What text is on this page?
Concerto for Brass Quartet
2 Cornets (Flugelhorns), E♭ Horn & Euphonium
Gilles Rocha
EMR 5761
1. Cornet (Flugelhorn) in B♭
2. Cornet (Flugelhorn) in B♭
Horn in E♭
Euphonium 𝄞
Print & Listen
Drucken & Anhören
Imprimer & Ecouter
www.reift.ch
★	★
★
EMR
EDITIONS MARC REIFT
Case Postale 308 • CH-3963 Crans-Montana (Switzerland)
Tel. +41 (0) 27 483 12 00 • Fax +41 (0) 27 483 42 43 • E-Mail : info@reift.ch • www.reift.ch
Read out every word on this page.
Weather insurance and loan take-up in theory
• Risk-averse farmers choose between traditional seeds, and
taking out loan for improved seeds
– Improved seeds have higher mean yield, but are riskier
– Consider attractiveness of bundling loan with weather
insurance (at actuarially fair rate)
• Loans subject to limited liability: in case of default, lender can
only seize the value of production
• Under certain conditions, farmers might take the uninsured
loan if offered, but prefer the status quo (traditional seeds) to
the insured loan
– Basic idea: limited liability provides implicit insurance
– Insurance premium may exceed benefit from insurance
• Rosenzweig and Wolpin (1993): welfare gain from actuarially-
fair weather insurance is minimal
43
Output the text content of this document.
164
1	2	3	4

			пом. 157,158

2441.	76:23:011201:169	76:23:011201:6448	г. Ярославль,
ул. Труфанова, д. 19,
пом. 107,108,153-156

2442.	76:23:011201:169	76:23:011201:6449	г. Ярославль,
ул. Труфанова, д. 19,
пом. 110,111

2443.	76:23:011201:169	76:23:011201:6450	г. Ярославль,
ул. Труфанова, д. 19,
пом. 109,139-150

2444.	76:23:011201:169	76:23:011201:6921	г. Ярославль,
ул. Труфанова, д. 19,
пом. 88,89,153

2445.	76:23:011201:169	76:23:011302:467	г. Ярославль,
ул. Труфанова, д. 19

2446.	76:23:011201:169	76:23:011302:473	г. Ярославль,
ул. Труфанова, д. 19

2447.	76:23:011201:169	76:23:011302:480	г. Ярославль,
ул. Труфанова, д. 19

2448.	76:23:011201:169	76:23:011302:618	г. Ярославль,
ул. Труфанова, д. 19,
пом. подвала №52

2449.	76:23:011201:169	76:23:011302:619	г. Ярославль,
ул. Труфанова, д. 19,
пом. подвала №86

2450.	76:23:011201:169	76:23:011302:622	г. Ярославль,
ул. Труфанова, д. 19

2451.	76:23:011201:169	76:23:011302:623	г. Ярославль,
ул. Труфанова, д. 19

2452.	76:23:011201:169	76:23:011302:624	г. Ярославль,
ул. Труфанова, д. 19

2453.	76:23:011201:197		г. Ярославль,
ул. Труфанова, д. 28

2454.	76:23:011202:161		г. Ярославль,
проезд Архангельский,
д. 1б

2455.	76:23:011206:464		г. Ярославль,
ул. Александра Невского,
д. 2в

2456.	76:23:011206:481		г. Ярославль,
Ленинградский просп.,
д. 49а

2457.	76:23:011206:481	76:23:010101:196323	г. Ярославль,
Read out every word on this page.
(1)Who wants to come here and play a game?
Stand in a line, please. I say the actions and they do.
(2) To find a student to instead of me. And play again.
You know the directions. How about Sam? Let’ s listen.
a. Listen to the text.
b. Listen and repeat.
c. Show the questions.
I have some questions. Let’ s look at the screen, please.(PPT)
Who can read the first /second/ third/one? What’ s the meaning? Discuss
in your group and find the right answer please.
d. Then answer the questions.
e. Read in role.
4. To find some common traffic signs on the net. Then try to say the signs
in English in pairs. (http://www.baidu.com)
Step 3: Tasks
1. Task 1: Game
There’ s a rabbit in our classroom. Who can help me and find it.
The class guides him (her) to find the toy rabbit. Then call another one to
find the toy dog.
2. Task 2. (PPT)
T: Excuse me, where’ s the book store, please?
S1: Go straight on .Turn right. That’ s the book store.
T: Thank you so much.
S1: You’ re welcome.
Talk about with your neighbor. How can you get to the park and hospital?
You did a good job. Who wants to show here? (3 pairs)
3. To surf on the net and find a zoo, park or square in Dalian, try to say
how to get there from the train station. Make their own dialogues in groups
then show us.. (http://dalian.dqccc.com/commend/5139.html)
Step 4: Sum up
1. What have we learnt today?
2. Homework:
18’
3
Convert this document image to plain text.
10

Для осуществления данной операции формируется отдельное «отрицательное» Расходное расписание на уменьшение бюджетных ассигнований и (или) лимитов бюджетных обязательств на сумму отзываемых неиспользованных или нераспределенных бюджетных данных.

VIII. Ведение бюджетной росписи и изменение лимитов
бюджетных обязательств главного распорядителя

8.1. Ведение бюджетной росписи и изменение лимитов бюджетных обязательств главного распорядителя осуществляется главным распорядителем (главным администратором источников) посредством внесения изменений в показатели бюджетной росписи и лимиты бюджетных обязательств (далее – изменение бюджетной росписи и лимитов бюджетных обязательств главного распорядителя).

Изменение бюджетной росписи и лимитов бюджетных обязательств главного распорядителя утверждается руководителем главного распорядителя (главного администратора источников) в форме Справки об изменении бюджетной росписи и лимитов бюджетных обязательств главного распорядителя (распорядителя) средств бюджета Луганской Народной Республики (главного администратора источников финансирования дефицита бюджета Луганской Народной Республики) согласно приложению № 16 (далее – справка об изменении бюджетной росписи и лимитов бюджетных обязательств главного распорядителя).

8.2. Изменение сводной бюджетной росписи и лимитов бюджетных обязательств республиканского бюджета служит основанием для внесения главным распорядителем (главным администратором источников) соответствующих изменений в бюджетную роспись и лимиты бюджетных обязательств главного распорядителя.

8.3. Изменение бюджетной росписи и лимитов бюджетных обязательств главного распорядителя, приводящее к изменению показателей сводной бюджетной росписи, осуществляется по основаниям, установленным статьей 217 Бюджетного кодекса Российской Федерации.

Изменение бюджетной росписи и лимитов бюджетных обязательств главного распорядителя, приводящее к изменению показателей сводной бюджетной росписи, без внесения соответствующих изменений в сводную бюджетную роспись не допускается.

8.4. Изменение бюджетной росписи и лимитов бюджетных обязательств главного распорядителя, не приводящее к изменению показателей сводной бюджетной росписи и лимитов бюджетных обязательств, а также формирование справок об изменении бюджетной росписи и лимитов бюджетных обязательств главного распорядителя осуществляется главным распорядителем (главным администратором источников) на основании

————————

= Exercise goal =
Retype the listing exactly, in full.

= Written reply =
What text is on this page?
Concerto for Brass Quartet
2 Cornets (Flugelhorns), E♭ Horn & Euphonium
Gilles Rocha
EMR 5761
1. Cornet (Flugelhorn) in B♭
2. Cornet (Flugelhorn) in B♭
Horn in E♭
Euphonium 𝄞
Print & Listen
Drucken & Anhören
Imprimer & Ecouter
www.reift.ch
★	★
★
EMR
EDITIONS MARC REIFT
Case Postale 308 • CH-3963 Crans-Montana (Switzerland)
Tel. +41 (0) 27 483 12 00 • Fax +41 (0) 27 483 42 43 • E-Mail : info@reift.ch • www.reift.ch
Read out every word on this page.
Weather insurance and loan take-up in theory
• Risk-averse farmers choose between traditional seeds, and
taking out loan for improved seeds
– Improved seeds have higher mean yield, but are riskier
– Consider attractiveness of bundling loan with weather
insurance (at actuarially fair rate)
• Loans subject to limited liability: in case of default, lender can
only seize the value of production
• Under certain conditions, farmers might take the uninsured
loan if offered, but prefer the status quo (traditional seeds) to
the insured loan
– Basic idea: limited liability provides implicit insurance
– Insurance premium may exceed benefit from insurance
• Rosenzweig and Wolpin (1993): welfare gain from actuarially-
fair weather insurance is minimal
43
Output the text content of this document.
164
1	2	3	4

			пом. 157,158

2441.	76:23:011201:169	76:23:011201:6448	г. Ярославль,
ул. Труфанова, д. 19,
пом. 107,108,153-156

2442.	76:23:011201:169	76:23:011201:6449	г. Ярославль,
ул. Труфанова, д. 19,
пом. 110,111

2443.	76:23:011201:169	76:23:011201:6450	г. Ярославль,
ул. Труфанова, д. 19,
пом. 109,139-150

2444.	76:23:011201:169	76:23:011201:6921	г. Ярославль,
ул. Труфанова, д. 19,
пом. 88,89,153

2445.	76:23:011201:169	76:23:011302:467	г. Ярославль,
ул. Труфанова, д. 19

2446.	76:23:011201:169	76:23:011302:473	г. Ярославль,
ул. Труфанова, д. 19

2447.	76:23:011201:169	76:23:011302:480	г. Ярославль,
ул. Труфанова, д. 19

2448.	76:23:011201:169	76:23:011302:618	г. Ярославль,
ул. Труфанова, д. 19,
пом. подвала №52

2449.	76:23:011201:169	76:23:011302:619	г. Ярославль,
ул. Труфанова, д. 19,
пом. подвала №86

2450.	76:23:011201:169	76:23:011302:622	г. Ярославль,
ул. Труфанова, д. 19

2451.	76:23:011201:169	76:23:011302:623	г. Ярославль,
ул. Труфанова, д. 19

2452.	76:23:011201:169	76:23:011302:624	г. Ярославль,
ул. Труфанова, д. 19

2453.	76:23:011201:197		г. Ярославль,
ул. Труфанова, д. 28

2454.	76:23:011202:161		г. Ярославль,
проезд Архангельский,
д. 1б

2455.	76:23:011206:464		г. Ярославль,
ул. Александра Невского,
д. 2в

2456.	76:23:011206:481		г. Ярославль,
Ленинградский просп.,
д. 49а

2457.	76:23:011206:481	76:23:010101:196323	г. Ярославль,
Read out every word on this page.
(1)Who wants to come here and play a game?
Stand in a line, please. I say the actions and they do.
(2) To find a student to instead of me. And play again.
You know the directions. How about Sam? Let’ s listen.
a. Listen to the text.
b. Listen and repeat.
c. Show the questions.
I have some questions. Let’ s look at the screen, please.(PPT)
Who can read the first /second/ third/one? What’ s the meaning? Discuss
in your group and find the right answer please.
d. Then answer the questions.
e. Read in role.
4. To find some common traffic signs on the net. Then try to say the signs
in English in pairs. (http://www.baidu.com)
Step 3: Tasks
1. Task 1: Game
There’ s a rabbit in our classroom. Who can help me and find it.
The class guides him (her) to find the toy rabbit. Then call another one to
find the toy dog.
2. Task 2. (PPT)
T: Excuse me, where’ s the book store, please?
S1: Go straight on .Turn right. That’ s the book store.
T: Thank you so much.
S1: You’ re welcome.
Talk about with your neighbor. How can you get to the park and hospital?
You did a good job. Who wants to show here? (3 pairs)
3. To surf on the net and find a zoo, park or square in Dalian, try to say
how to get there from the train station. Make their own dialogues in groups
then show us.. (http://dalian.dqccc.com/commend/5139.html)
Step 4: Sum up
1. What have we learnt today?
2. Homework:
18’
3
Convert this document image to plain text.
10

Для осуществления данной операции формируется отдельное «отрицательное» Расходное расписание на уменьшение бюджетных ассигнований и (или) лимитов бюджетных обязательств на сумму отзываемых неиспользованных или нераспределенных бюджетных данных.

VIII. Ведение бюджетной росписи и изменение лимитов
бюджетных обязательств главного распорядителя

8.1. Ведение бюджетной росписи и изменение лимитов бюджетных обязательств главного распорядителя осуществляется главным распорядителем (главным администратором источников) посредством внесения изменений в показатели бюджетной росписи и лимиты бюджетных обязательств (далее – изменение бюджетной росписи и лимитов бюджетных обязательств главного распорядителя).

Изменение бюджетной росписи и лимитов бюджетных обязательств главного распорядителя утверждается руководителем главного распорядителя (главного администратора источников) в форме Справки об изменении бюджетной росписи и лимитов бюджетных обязательств главного распорядителя (распорядителя) средств бюджета Луганской Народной Республики (главного администратора источников финансирования дефицита бюджета Луганской Народной Республики) согласно приложению № 16 (далее – справка об изменении бюджетной росписи и лимитов бюджетных обязательств главного распорядителя).

8.2. Изменение сводной бюджетной росписи и лимитов бюджетных обязательств республиканского бюджета служит основанием для внесения главным распорядителем (главным администратором источников) соответствующих изменений в бюджетную роспись и лимиты бюджетных обязательств главного распорядителя.

8.3. Изменение бюджетной росписи и лимитов бюджетных обязательств главного распорядителя, приводящее к изменению показателей сводной бюджетной росписи, осуществляется по основаниям, установленным статьей 217 Бюджетного кодекса Российской Федерации.

Изменение бюджетной росписи и лимитов бюджетных обязательств главного распорядителя, приводящее к изменению показателей сводной бюджетной росписи, без внесения соответствующих изменений в сводную бюджетную роспись не допускается.

8.4. Изменение бюджетной росписи и лимитов бюджетных обязательств главного распорядителя, не приводящее к изменению показателей сводной бюджетной росписи и лимитов бюджетных обязательств, а также формирование справок об изменении бюджетной росписи и лимитов бюджетных обязательств главного распорядителя осуществляется главным распорядителем (главным администратором источников) на основании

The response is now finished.